Requirement
Check each line of the records for "this"; collect those that have it.
————————
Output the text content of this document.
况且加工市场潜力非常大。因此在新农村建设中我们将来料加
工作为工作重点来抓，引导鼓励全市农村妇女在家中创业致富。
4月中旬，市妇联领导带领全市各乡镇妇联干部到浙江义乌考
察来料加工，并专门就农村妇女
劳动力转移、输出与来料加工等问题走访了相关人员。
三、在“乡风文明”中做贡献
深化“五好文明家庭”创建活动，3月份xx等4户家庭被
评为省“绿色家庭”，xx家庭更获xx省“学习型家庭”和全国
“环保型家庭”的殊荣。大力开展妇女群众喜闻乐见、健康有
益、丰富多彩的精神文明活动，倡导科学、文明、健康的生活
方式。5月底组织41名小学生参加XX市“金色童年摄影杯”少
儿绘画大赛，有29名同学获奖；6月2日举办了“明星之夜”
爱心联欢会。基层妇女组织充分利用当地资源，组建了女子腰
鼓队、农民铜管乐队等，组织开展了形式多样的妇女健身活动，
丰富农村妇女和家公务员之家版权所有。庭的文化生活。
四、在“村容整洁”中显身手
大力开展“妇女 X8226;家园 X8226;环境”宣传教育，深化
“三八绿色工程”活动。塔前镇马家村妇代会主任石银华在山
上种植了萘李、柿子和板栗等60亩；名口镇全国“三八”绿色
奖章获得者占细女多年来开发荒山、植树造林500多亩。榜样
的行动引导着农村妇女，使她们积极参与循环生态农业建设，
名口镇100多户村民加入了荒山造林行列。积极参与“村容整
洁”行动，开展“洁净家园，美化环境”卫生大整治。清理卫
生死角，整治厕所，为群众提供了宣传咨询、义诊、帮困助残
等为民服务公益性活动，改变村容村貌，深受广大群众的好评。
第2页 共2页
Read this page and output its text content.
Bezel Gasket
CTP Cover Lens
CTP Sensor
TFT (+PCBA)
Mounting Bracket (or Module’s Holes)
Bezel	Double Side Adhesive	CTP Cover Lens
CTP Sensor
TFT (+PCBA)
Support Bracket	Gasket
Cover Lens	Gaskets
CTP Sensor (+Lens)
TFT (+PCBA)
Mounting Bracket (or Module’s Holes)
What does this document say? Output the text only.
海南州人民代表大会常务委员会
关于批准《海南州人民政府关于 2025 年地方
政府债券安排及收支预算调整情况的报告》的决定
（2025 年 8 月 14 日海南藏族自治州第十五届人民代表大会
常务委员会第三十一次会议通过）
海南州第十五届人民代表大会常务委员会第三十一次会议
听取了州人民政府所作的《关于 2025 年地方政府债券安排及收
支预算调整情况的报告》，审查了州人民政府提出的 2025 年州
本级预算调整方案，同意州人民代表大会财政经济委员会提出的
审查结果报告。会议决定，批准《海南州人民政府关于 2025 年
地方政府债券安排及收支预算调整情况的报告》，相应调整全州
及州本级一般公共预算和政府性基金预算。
————————
Response
Output the text content of this document.
Read this page and output its text content.
What does this document say? Output the text only.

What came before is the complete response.